• _THE PROBLEM_
Go over the entries below line by line, copying each one that contains the word "Okányi".

• _DATA LINES_
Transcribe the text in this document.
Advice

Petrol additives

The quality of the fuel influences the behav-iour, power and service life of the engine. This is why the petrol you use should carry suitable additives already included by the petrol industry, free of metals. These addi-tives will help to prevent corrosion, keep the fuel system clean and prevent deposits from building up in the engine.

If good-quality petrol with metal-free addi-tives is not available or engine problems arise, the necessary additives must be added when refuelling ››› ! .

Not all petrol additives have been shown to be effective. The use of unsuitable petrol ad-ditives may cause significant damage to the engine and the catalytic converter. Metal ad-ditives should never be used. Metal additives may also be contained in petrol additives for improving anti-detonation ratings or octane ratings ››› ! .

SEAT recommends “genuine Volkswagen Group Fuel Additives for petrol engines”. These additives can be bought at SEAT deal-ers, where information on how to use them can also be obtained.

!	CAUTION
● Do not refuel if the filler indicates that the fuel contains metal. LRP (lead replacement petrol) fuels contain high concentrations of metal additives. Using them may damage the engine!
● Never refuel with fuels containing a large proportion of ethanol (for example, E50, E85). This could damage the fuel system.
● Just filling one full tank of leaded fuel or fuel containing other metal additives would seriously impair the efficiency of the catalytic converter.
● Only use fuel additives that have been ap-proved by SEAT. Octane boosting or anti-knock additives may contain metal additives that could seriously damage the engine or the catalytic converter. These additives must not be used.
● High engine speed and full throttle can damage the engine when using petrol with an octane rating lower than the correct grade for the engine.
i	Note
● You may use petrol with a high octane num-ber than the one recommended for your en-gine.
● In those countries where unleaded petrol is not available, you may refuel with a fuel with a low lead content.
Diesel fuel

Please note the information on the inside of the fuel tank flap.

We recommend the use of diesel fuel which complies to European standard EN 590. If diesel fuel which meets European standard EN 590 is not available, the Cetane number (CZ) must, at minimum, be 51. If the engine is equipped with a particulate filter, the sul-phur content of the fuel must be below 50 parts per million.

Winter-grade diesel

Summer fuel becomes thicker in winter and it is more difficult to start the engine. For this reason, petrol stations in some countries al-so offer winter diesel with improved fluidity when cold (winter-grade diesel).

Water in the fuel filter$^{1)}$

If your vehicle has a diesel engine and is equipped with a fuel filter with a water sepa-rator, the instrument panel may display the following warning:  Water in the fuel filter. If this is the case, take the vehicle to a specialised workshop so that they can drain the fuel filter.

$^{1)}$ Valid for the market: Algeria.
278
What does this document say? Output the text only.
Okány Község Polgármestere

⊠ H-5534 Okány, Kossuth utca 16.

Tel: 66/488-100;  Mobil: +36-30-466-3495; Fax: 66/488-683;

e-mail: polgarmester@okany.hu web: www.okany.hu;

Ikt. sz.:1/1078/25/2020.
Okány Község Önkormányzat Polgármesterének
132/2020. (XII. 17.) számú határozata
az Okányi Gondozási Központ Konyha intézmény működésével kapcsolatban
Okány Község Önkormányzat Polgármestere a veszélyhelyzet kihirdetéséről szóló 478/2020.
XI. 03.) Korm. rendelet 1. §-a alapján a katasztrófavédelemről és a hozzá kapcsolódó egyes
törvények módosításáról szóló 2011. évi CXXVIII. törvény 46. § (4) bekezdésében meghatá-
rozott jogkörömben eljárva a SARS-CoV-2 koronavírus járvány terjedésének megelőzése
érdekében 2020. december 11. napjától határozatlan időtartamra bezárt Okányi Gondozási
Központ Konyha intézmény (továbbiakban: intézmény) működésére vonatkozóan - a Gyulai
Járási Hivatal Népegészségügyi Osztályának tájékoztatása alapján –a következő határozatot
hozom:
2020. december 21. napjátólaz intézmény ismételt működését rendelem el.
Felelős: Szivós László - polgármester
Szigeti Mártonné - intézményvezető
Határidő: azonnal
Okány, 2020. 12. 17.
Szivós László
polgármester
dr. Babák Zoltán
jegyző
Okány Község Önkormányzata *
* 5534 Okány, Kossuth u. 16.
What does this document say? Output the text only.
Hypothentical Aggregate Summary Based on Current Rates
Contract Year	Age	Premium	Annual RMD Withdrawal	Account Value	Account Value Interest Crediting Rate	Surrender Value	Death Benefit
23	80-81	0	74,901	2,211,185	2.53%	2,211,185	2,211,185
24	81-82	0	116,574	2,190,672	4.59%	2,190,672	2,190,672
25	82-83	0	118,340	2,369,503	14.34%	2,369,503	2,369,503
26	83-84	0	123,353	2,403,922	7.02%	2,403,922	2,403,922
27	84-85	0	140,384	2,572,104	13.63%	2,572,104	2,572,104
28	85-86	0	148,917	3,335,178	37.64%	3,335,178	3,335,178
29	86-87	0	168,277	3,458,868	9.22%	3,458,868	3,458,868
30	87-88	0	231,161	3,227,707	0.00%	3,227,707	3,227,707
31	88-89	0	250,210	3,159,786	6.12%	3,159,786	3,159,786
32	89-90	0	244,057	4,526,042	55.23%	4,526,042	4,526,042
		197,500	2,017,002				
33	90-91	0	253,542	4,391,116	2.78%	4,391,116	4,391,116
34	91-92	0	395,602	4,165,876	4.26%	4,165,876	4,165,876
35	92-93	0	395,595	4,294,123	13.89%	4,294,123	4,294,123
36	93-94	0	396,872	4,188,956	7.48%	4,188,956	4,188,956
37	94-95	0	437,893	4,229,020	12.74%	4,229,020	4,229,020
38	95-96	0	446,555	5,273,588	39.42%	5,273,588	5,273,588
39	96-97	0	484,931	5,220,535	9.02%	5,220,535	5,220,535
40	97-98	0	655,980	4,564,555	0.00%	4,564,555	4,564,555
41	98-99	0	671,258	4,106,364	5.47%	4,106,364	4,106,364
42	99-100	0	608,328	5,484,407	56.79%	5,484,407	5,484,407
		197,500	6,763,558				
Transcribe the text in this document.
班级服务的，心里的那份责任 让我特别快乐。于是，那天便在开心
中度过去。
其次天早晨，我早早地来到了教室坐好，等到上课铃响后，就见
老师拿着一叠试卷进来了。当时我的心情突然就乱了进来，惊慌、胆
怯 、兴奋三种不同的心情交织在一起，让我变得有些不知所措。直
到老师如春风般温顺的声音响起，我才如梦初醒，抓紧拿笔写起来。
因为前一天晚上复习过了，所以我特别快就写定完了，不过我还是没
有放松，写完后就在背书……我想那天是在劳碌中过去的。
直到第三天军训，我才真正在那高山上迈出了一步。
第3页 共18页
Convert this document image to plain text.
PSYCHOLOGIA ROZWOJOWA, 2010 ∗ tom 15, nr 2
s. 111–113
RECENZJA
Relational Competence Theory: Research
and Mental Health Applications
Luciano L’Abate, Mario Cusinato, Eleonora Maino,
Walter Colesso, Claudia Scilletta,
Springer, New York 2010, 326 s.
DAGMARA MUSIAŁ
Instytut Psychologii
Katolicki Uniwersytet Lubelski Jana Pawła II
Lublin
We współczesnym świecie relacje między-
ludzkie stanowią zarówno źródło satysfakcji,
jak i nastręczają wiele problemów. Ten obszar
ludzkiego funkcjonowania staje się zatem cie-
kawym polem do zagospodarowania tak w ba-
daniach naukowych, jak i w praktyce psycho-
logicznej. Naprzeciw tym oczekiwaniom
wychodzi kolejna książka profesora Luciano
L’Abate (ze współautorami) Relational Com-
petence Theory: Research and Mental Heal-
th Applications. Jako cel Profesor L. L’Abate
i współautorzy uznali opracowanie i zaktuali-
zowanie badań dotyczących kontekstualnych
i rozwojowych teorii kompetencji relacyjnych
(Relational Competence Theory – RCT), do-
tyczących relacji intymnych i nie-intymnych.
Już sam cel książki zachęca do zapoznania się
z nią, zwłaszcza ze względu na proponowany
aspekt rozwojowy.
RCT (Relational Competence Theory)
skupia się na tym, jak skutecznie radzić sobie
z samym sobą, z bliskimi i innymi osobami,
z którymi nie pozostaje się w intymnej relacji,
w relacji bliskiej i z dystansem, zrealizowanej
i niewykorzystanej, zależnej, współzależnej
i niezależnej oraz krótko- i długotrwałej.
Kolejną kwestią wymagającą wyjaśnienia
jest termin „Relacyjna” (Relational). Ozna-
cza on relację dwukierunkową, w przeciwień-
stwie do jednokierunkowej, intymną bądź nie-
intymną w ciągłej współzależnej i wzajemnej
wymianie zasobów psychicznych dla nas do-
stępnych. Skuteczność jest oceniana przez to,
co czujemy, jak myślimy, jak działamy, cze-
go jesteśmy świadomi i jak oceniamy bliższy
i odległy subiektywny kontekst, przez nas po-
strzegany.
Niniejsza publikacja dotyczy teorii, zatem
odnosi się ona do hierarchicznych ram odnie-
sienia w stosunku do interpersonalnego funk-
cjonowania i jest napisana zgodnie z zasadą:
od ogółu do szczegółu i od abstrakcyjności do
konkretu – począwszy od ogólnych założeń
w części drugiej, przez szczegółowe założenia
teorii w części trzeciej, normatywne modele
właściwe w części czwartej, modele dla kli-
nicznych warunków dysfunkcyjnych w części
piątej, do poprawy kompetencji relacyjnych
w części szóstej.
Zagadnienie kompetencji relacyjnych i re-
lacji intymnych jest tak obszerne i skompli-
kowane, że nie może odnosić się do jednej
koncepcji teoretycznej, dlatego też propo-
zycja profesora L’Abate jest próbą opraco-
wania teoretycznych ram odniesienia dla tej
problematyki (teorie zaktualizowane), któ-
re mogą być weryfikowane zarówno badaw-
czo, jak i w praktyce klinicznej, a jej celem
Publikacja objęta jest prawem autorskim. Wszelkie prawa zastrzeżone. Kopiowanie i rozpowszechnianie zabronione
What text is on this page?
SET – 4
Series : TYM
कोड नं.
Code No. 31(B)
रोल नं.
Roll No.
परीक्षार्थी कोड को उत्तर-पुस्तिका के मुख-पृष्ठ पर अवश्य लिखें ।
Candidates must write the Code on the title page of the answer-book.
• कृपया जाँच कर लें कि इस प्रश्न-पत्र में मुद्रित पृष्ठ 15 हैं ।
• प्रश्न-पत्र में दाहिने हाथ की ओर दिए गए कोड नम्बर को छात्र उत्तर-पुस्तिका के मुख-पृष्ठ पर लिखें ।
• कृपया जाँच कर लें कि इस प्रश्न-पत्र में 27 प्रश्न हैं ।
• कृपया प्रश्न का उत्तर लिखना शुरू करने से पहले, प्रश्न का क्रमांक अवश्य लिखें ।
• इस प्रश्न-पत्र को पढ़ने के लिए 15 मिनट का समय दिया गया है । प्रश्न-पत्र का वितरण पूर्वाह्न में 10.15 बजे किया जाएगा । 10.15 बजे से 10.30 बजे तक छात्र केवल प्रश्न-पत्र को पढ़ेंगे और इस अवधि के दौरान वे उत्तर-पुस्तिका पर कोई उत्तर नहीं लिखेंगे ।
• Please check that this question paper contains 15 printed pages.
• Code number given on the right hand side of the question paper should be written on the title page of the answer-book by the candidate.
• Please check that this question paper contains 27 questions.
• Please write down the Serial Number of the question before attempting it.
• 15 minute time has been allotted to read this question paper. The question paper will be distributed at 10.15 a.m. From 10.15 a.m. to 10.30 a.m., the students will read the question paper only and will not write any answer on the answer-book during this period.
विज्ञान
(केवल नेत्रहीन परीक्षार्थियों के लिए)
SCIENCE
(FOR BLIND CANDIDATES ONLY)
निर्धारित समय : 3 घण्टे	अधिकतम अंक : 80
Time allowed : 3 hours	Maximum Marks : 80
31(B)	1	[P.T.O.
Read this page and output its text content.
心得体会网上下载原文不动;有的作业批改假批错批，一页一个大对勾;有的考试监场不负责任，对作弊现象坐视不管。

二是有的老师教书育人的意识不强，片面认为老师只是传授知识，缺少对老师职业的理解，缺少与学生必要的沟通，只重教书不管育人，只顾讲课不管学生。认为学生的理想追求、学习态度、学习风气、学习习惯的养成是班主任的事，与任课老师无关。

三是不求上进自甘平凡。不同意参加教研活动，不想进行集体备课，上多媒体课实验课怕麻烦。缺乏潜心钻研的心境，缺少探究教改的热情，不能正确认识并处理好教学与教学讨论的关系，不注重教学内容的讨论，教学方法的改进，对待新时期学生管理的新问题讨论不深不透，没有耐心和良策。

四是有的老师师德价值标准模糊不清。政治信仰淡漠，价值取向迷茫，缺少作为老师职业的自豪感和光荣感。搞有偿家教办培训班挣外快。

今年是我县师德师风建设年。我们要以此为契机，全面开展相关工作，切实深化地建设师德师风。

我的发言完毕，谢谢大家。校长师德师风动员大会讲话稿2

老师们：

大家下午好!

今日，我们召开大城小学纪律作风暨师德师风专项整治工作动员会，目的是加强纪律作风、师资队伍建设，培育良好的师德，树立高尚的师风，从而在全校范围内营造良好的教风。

• _COMPLETED EXERCISE_
az Okányi Gondozási Központ Konyha intézmény működésével kapcsolatban
érdekében 2020. december 11. napjától határozatlan időtartamra bezárt Okányi Gondozási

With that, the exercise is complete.